EXERCISE DATA:
━━━
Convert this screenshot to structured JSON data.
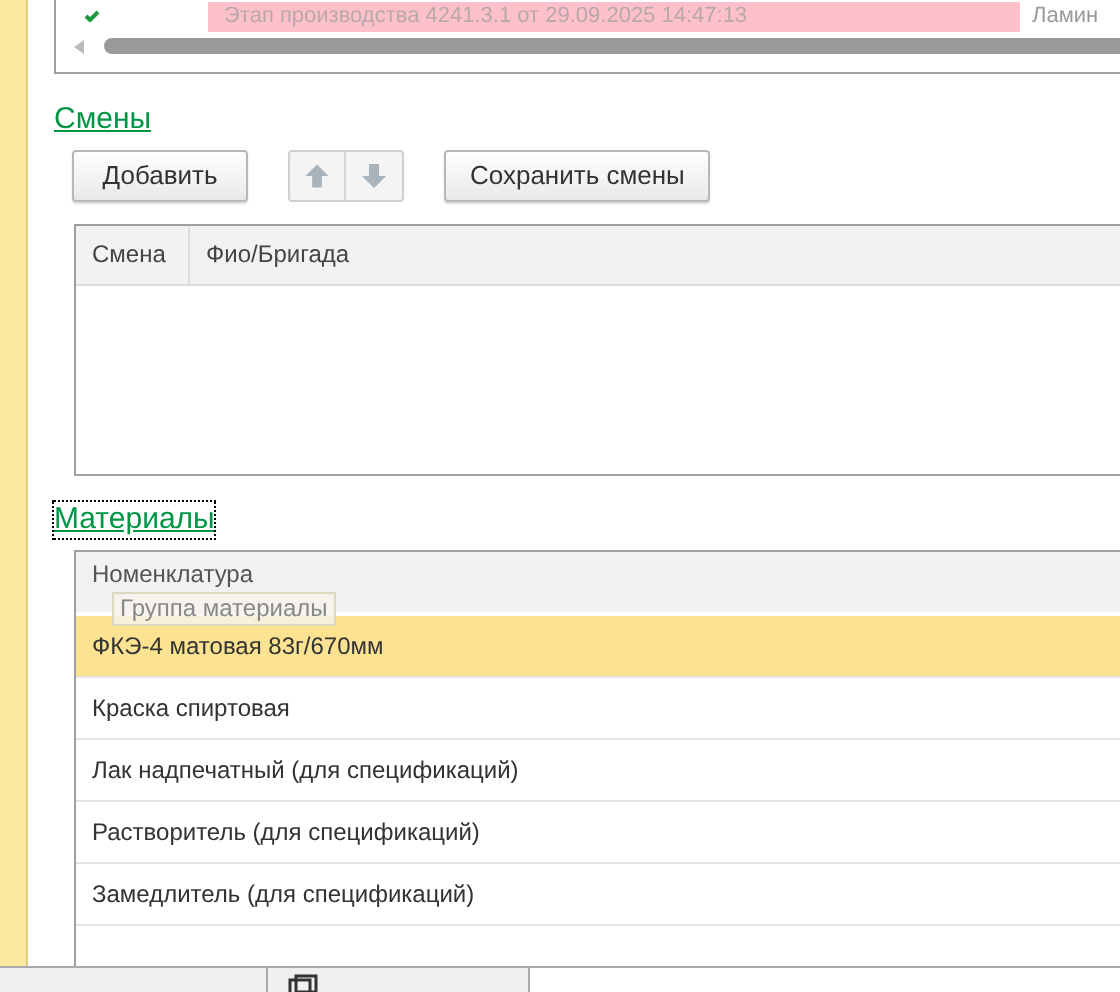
{
  "top_table": {
    "row_text": "Этап производства 4241.3.1 от 29.09.2025 14:47:13",
    "row_text_2": "Ламин"
  },
  "shifts": {
    "title": "Смены",
    "buttons": [
      "Добавить",
      "Сохранить смены"
    ],
    "columns": [
      "Смена",
      "Фио/Бригада"
    ]
  },
  "materials": {
    "title": "Материалы",
    "columns": [
      "Номенклатура"
    ],
    "tooltip": "Группа материалы",
    "rows": [
      {
        "name": "ФКЭ-4 матовая 83г/670мм",
        "selected": true
      },
      {
        "name": "Краска спиртовая",
        "selected": false
      },
      {
        "name": "Лак надпечатный (для спецификаций)",
        "selected": false
      },
      {
        "name": "Растворитель (для спецификаций)",
        "selected": false
      },
      {
        "name": "Замедлитель (для спецификаций)",
        "selected": false
      }
    ]
  }
}
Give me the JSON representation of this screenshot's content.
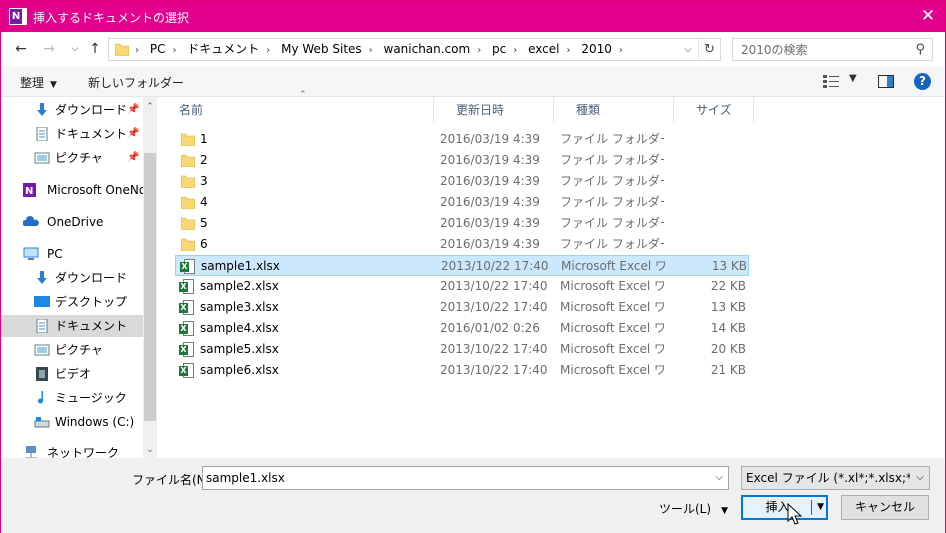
{
  "window": {
    "title": "挿入するドキュメントの選択",
    "app_icon_letter": "N",
    "close_glyph": "✕",
    "accent_color": "#e3008c"
  },
  "address": {
    "crumbs": [
      "PC",
      "ドキュメント",
      "My Web Sites",
      "wanichan.com",
      "pc",
      "excel",
      "2010"
    ],
    "search_placeholder": "2010の検索"
  },
  "toolbar": {
    "organize_label": "整理",
    "new_folder_label": "新しいフォルダー",
    "help_label": "?"
  },
  "sidebar": {
    "items": [
      {
        "label": "ダウンロード",
        "icon": "download-arrow-icon",
        "pinned": true
      },
      {
        "label": "ドキュメント",
        "icon": "document-icon",
        "pinned": true
      },
      {
        "label": "ピクチャ",
        "icon": "pictures-icon",
        "pinned": true
      },
      {
        "label": "Microsoft OneNote",
        "icon": "onenote-icon",
        "pinned": false
      },
      {
        "label": "OneDrive",
        "icon": "onedrive-icon",
        "pinned": false
      },
      {
        "label": "PC",
        "icon": "pc-icon",
        "pinned": false
      },
      {
        "label": "ダウンロード",
        "icon": "download-arrow-icon",
        "pinned": false
      },
      {
        "label": "デスクトップ",
        "icon": "desktop-icon",
        "pinned": false
      },
      {
        "label": "ドキュメント",
        "icon": "document-icon",
        "pinned": false,
        "selected": true
      },
      {
        "label": "ピクチャ",
        "icon": "pictures-icon",
        "pinned": false
      },
      {
        "label": "ビデオ",
        "icon": "video-icon",
        "pinned": false
      },
      {
        "label": "ミュージック",
        "icon": "music-icon",
        "pinned": false
      },
      {
        "label": "Windows (C:)",
        "icon": "drive-icon",
        "pinned": false
      },
      {
        "label": "ネットワーク",
        "icon": "network-icon",
        "pinned": false
      }
    ]
  },
  "filelist": {
    "columns": [
      "名前",
      "更新日時",
      "種類",
      "サイズ"
    ],
    "rows": [
      {
        "name": "1",
        "date": "2016/03/19 4:39",
        "type": "ファイル フォルダー",
        "size": "",
        "kind": "folder"
      },
      {
        "name": "2",
        "date": "2016/03/19 4:39",
        "type": "ファイル フォルダー",
        "size": "",
        "kind": "folder"
      },
      {
        "name": "3",
        "date": "2016/03/19 4:39",
        "type": "ファイル フォルダー",
        "size": "",
        "kind": "folder"
      },
      {
        "name": "4",
        "date": "2016/03/19 4:39",
        "type": "ファイル フォルダー",
        "size": "",
        "kind": "folder"
      },
      {
        "name": "5",
        "date": "2016/03/19 4:39",
        "type": "ファイル フォルダー",
        "size": "",
        "kind": "folder"
      },
      {
        "name": "6",
        "date": "2016/03/19 4:39",
        "type": "ファイル フォルダー",
        "size": "",
        "kind": "folder"
      },
      {
        "name": "sample1.xlsx",
        "date": "2013/10/22 17:40",
        "type": "Microsoft Excel ワ...",
        "size": "13 KB",
        "kind": "excel",
        "selected": true
      },
      {
        "name": "sample2.xlsx",
        "date": "2013/10/22 17:40",
        "type": "Microsoft Excel ワ...",
        "size": "22 KB",
        "kind": "excel"
      },
      {
        "name": "sample3.xlsx",
        "date": "2013/10/22 17:40",
        "type": "Microsoft Excel ワ...",
        "size": "13 KB",
        "kind": "excel"
      },
      {
        "name": "sample4.xlsx",
        "date": "2016/01/02 0:26",
        "type": "Microsoft Excel ワ...",
        "size": "14 KB",
        "kind": "excel"
      },
      {
        "name": "sample5.xlsx",
        "date": "2013/10/22 17:40",
        "type": "Microsoft Excel ワ...",
        "size": "20 KB",
        "kind": "excel"
      },
      {
        "name": "sample6.xlsx",
        "date": "2013/10/22 17:40",
        "type": "Microsoft Excel ワ...",
        "size": "21 KB",
        "kind": "excel"
      }
    ]
  },
  "footer": {
    "filename_label": "ファイル名(N):",
    "filename_value": "sample1.xlsx",
    "filetype_value": "Excel ファイル (*.xl*;*.xlsx;*.xlsm;*",
    "tools_label": "ツール(L)",
    "insert_label": "挿入",
    "cancel_label": "キャンセル"
  }
}
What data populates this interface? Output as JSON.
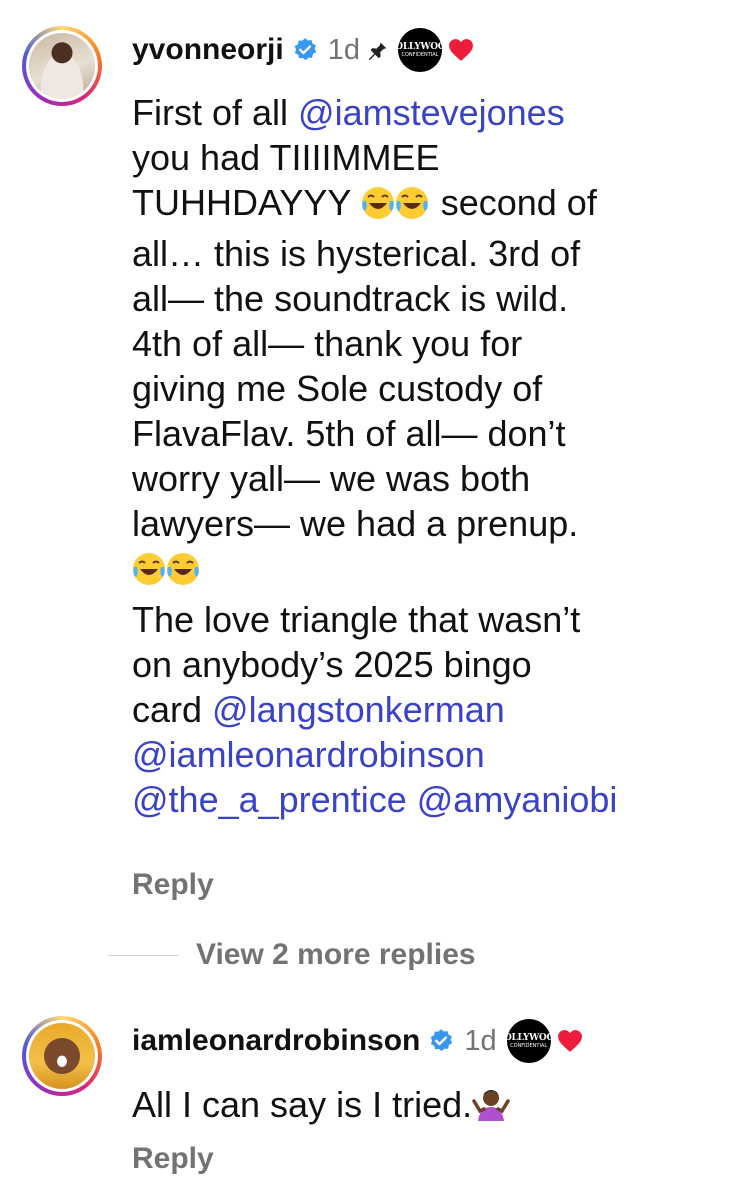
{
  "comments": [
    {
      "username": "yvonneorji",
      "time": "1d",
      "badge_top": "HOLLYWOOD",
      "badge_bottom": "CONFIDENTIAL",
      "lines": {
        "l1a": "First of all ",
        "l1m": "@iamstevejones",
        "l2": "you had TIIIIMMEE",
        "l3a": "TUHHDAYYY ",
        "l3b": " second of",
        "l4": "all… this is hysterical. 3rd of",
        "l5": "all— the soundtrack is wild.",
        "l6": "4th of all— thank you for",
        "l7": "giving me Sole custody of",
        "l8": "FlavaFlav. 5th of all— don’t",
        "l9": "worry yall— we was both",
        "l10": "lawyers— we had a prenup.",
        "l12": "The love triangle that wasn’t",
        "l13": "on anybody’s 2025 bingo",
        "l14a": "card ",
        "l14m": "@langstonkerman",
        "l15m": "@iamleonardrobinson",
        "l16m1": "@the_a_prentice",
        "l16m2": "@amyaniobi"
      },
      "reply_label": "Reply"
    },
    {
      "username": "iamleonardrobinson",
      "time": "1d",
      "badge_top": "HOLLYWOOD",
      "badge_bottom": "CONFIDENTIAL",
      "text": "All I can say is I tried.",
      "reply_label": "Reply"
    }
  ],
  "view_more_label": "View 2 more replies",
  "colors": {
    "mention": "#3a42c8",
    "muted": "#737373",
    "verified": "#3897f0",
    "heart": "#ed1c3b"
  },
  "icons": [
    "verified-badge-icon",
    "pin-icon",
    "heart-icon",
    "laughing-tears-emoji",
    "shrug-emoji"
  ]
}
━━━
EXERCISE:
Omit the pictures. Output every record above word for word.

COMPLETED EXERCISE:
Convert this screenshot to structured JSON data.
{
  "top_table": {
    "row_text": "Этап производства 4241.3.1 от 29.09.2025 14:47:13",
    "row_text_2": "Ламин"
  },
  "shifts": {
    "title": "Смены",
    "buttons": [
      "Добавить",
      "Сохранить смены"
    ],
    "columns": [
      "Смена",
      "Фио/Бригада"
    ]
  },
  "materials": {
    "title": "Материалы",
    "columns": [
      "Номенклатура"
    ],
    "tooltip": "Группа материалы",
    "rows": [
      {
        "name": "ФКЭ-4 матовая 83г/670мм",
        "selected": true
      },
      {
        "name": "Краска спиртовая",
        "selected": false
      },
      {
        "name": "Лак надпечатный (для спецификаций)",
        "selected": false
      },
      {
        "name": "Растворитель (для спецификаций)",
        "selected": false
      },
      {
        "name": "Замедлитель (для спецификаций)",
        "selected": false
      }
    ]
  }
}
Give me the JSON representation of this screenshot's content.
{
  "window": {
    "title": "挿入するドキュメントの選択",
    "app_icon_letter": "N",
    "close_glyph": "✕",
    "accent_color": "#e3008c"
  },
  "address": {
    "crumbs": [
      "PC",
      "ドキュメント",
      "My Web Sites",
      "wanichan.com",
      "pc",
      "excel",
      "2010"
    ],
    "search_placeholder": "2010の検索"
  },
  "toolbar": {
    "organize_label": "整理",
    "new_folder_label": "新しいフォルダー",
    "help_label": "?"
  },
  "sidebar": {
    "items": [
      {
        "label": "ダウンロード",
        "icon": "download-arrow-icon",
        "pinned": true
      },
      {
        "label": "ドキュメント",
        "icon": "document-icon",
        "pinned": true
      },
      {
        "label": "ピクチャ",
        "icon": "pictures-icon",
        "pinned": true
      },
      {
        "label": "Microsoft OneNote",
        "icon": "onenote-icon",
        "pinned": false
      },
      {
        "label": "OneDrive",
        "icon": "onedrive-icon",
        "pinned": false
      },
      {
        "label": "PC",
        "icon": "pc-icon",
        "pinned": false
      },
      {
        "label": "ダウンロード",
        "icon": "download-arrow-icon",
        "pinned": false
      },
      {
        "label": "デスクトップ",
        "icon": "desktop-icon",
        "pinned": false
      },
      {
        "label": "ドキュメント",
        "icon": "document-icon",
        "pinned": false,
        "selected": true
      },
      {
        "label": "ピクチャ",
        "icon": "pictures-icon",
        "pinned": false
      },
      {
        "label": "ビデオ",
        "icon": "video-icon",
        "pinned": false
      },
      {
        "label": "ミュージック",
        "icon": "music-icon",
        "pinned": false
      },
      {
        "label": "Windows (C:)",
        "icon": "drive-icon",
        "pinned": false
      },
      {
        "label": "ネットワーク",
        "icon": "network-icon",
        "pinned": false
      }
    ]
  },
  "filelist": {
    "columns": [
      "名前",
      "更新日時",
      "種類",
      "サイズ"
    ],
    "rows": [
      {
        "name": "1",
        "date": "2016/03/19 4:39",
        "type": "ファイル フォルダー",
        "size": "",
        "kind": "folder"
      },
      {
        "name": "2",
        "date": "2016/03/19 4:39",
        "type": "ファイル フォルダー",
        "size": "",
        "kind": "folder"
      },
      {
        "name": "3",
        "date": "2016/03/19 4:39",
        "type": "ファイル フォルダー",
        "size": "",
        "kind": "folder"
      },
      {
        "name": "4",
        "date": "2016/03/19 4:39",
        "type": "ファイル フォルダー",
        "size": "",
        "kind": "folder"
      },
      {
        "name": "5",
        "date": "2016/03/19 4:39",
        "type": "ファイル フォルダー",
        "size": "",
        "kind": "folder"
      },
      {
        "name": "6",
        "date": "2016/03/19 4:39",
        "type": "ファイル フォルダー",
        "size": "",
        "kind": "folder"
      },
      {
        "name": "sample1.xlsx",
        "date": "2013/10/22 17:40",
        "type": "Microsoft Excel ワ...",
        "size": "13 KB",
        "kind": "excel",
        "selected": true
      },
      {
        "name": "sample2.xlsx",
        "date": "2013/10/22 17:40",
        "type": "Microsoft Excel ワ...",
        "size": "22 KB",
        "kind": "excel"
      },
      {
        "name": "sample3.xlsx",
        "date": "2013/10/22 17:40",
        "type": "Microsoft Excel ワ...",
        "size": "13 KB",
        "kind": "excel"
      },
      {
        "name": "sample4.xlsx",
        "date": "2016/01/02 0:26",
        "type": "Microsoft Excel ワ...",
        "size": "14 KB",
        "kind": "excel"
      },
      {
        "name": "sample5.xlsx",
        "date": "2013/10/22 17:40",
        "type": "Microsoft Excel ワ...",
        "size": "20 KB",
        "kind": "excel"
      },
      {
        "name": "sample6.xlsx",
        "date": "2013/10/22 17:40",
        "type": "Microsoft Excel ワ...",
        "size": "21 KB",
        "kind": "excel"
      }
    ]
  },
  "footer": {
    "filename_label": "ファイル名(N):",
    "filename_value": "sample1.xlsx",
    "filetype_value": "Excel ファイル (*.xl*;*.xlsx;*.xlsm;*",
    "tools_label": "ツール(L)",
    "insert_label": "挿入",
    "cancel_label": "キャンセル"
  }
}
What data populates this interface? Output as JSON.
{
  "comments": [
    {
      "username": "yvonneorji",
      "time": "1d",
      "badge_top": "HOLLYWOOD",
      "badge_bottom": "CONFIDENTIAL",
      "lines": {
        "l1a": "First of all ",
        "l1m": "@iamstevejones",
        "l2": "you had TIIIIMMEE",
        "l3a": "TUHHDAYYY ",
        "l3b": " second of",
        "l4": "all… this is hysterical. 3rd of",
        "l5": "all— the soundtrack is wild.",
        "l6": "4th of all— thank you for",
        "l7": "giving me Sole custody of",
        "l8": "FlavaFlav. 5th of all— don’t",
        "l9": "worry yall— we was both",
        "l10": "lawyers— we had a prenup.",
        "l12": "The love triangle that wasn’t",
        "l13": "on anybody’s 2025 bingo",
        "l14a": "card ",
        "l14m": "@langstonkerman",
        "l15m": "@iamleonardrobinson",
        "l16m1": "@the_a_prentice",
        "l16m2": "@amyaniobi"
      },
      "reply_label": "Reply"
    },
    {
      "username": "iamleonardrobinson",
      "time": "1d",
      "badge_top": "HOLLYWOOD",
      "badge_bottom": "CONFIDENTIAL",
      "text": "All I can say is I tried.",
      "reply_label": "Reply"
    }
  ],
  "view_more_label": "View 2 more replies",
  "colors": {
    "mention": "#3a42c8",
    "muted": "#737373",
    "verified": "#3897f0",
    "heart": "#ed1c3b"
  },
  "icons": [
    "verified-badge-icon",
    "pin-icon",
    "heart-icon",
    "laughing-tears-emoji",
    "shrug-emoji"
  ]
}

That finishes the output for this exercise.